[START INFORMATION GIVEN]
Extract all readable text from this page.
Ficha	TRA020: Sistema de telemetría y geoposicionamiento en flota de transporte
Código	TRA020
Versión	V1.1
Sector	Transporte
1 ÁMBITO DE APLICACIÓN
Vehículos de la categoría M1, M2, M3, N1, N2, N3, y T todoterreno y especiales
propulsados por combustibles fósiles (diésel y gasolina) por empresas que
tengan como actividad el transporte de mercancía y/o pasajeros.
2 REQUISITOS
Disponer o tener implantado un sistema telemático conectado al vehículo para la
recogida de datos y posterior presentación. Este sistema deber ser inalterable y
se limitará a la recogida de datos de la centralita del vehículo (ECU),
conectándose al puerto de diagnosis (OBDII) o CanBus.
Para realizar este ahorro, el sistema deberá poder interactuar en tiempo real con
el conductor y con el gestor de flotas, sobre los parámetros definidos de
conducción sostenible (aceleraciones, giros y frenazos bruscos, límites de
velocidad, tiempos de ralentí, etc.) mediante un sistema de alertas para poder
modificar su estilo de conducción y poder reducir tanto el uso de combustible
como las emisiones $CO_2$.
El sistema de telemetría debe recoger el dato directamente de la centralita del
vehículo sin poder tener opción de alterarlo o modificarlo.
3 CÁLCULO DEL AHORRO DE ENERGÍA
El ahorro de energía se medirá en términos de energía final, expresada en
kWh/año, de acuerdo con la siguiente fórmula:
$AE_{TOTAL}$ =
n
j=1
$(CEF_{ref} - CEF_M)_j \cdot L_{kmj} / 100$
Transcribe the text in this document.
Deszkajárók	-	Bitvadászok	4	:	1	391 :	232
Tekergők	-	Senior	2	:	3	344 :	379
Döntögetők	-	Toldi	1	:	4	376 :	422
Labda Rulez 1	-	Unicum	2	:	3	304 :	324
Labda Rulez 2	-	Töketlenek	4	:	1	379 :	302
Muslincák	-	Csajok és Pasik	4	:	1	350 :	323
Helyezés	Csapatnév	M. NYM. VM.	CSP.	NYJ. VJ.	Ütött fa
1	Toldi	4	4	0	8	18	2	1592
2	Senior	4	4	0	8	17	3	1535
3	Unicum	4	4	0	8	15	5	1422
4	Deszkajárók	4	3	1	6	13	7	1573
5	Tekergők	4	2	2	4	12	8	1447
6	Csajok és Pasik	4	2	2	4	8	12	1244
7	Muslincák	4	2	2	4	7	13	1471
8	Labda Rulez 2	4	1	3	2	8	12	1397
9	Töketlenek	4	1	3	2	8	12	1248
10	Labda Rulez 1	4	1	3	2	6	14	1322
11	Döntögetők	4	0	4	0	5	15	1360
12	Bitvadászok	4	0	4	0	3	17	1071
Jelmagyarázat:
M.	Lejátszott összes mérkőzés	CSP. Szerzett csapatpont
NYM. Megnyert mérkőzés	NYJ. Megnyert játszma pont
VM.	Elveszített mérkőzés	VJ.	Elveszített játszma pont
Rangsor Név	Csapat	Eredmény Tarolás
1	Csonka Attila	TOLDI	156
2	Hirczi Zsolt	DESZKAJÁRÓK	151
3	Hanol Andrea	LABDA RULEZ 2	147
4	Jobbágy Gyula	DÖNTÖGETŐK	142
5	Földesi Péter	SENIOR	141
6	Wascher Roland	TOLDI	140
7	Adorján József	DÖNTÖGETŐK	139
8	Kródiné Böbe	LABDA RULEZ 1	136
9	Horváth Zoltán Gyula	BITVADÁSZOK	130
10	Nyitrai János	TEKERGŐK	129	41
[END INFORMATION GIVEN]
PROBLEM TO SOLVE:
Write down all the entries again without a single difference.

CORRECT RESULT:
Extract all readable text from this page.
Ficha	TRA020: Sistema de telemetría y geoposicionamiento en flota de transporte
Código	TRA020
Versión	V1.1
Sector	Transporte
1 ÁMBITO DE APLICACIÓN
Vehículos de la categoría M1, M2, M3, N1, N2, N3, y T todoterreno y especiales
propulsados por combustibles fósiles (diésel y gasolina) por empresas que
tengan como actividad el transporte de mercancía y/o pasajeros.
2 REQUISITOS
Disponer o tener implantado un sistema telemático conectado al vehículo para la
recogida de datos y posterior presentación. Este sistema deber ser inalterable y
se limitará a la recogida de datos de la centralita del vehículo (ECU),
conectándose al puerto de diagnosis (OBDII) o CanBus.
Para realizar este ahorro, el sistema deberá poder interactuar en tiempo real con
el conductor y con el gestor de flotas, sobre los parámetros definidos de
conducción sostenible (aceleraciones, giros y frenazos bruscos, límites de
velocidad, tiempos de ralentí, etc.) mediante un sistema de alertas para poder
modificar su estilo de conducción y poder reducir tanto el uso de combustible
como las emisiones $CO_2$.
El sistema de telemetría debe recoger el dato directamente de la centralita del
vehículo sin poder tener opción de alterarlo o modificarlo.
3 CÁLCULO DEL AHORRO DE ENERGÍA
El ahorro de energía se medirá en términos de energía final, expresada en
kWh/año, de acuerdo con la siguiente fórmula:
$AE_{TOTAL}$ =
n
j=1
$(CEF_{ref} - CEF_M)_j \cdot L_{kmj} / 100$
Transcribe the text in this document.
Deszkajárók	-	Bitvadászok	4	:	1	391 :	232
Tekergők	-	Senior	2	:	3	344 :	379
Döntögetők	-	Toldi	1	:	4	376 :	422
Labda Rulez 1	-	Unicum	2	:	3	304 :	324
Labda Rulez 2	-	Töketlenek	4	:	1	379 :	302
Muslincák	-	Csajok és Pasik	4	:	1	350 :	323
Helyezés	Csapatnév	M. NYM. VM.	CSP.	NYJ. VJ.	Ütött fa
1	Toldi	4	4	0	8	18	2	1592
2	Senior	4	4	0	8	17	3	1535
3	Unicum	4	4	0	8	15	5	1422
4	Deszkajárók	4	3	1	6	13	7	1573
5	Tekergők	4	2	2	4	12	8	1447
6	Csajok és Pasik	4	2	2	4	8	12	1244
7	Muslincák	4	2	2	4	7	13	1471
8	Labda Rulez 2	4	1	3	2	8	12	1397
9	Töketlenek	4	1	3	2	8	12	1248
10	Labda Rulez 1	4	1	3	2	6	14	1322
11	Döntögetők	4	0	4	0	5	15	1360
12	Bitvadászok	4	0	4	0	3	17	1071
Jelmagyarázat:
M.	Lejátszott összes mérkőzés	CSP. Szerzett csapatpont
NYM. Megnyert mérkőzés	NYJ. Megnyert játszma pont
VM.	Elveszített mérkőzés	VJ.	Elveszített játszma pont
Rangsor Név	Csapat	Eredmény Tarolás
1	Csonka Attila	TOLDI	156
2	Hirczi Zsolt	DESZKAJÁRÓK	151
3	Hanol Andrea	LABDA RULEZ 2	147
4	Jobbágy Gyula	DÖNTÖGETŐK	142
5	Földesi Péter	SENIOR	141
6	Wascher Roland	TOLDI	140
7	Adorján József	DÖNTÖGETŐK	139
8	Kródiné Böbe	LABDA RULEZ 1	136
9	Horváth Zoltán Gyula	BITVADÁSZOK	130
10	Nyitrai János	TEKERGŐK	129	41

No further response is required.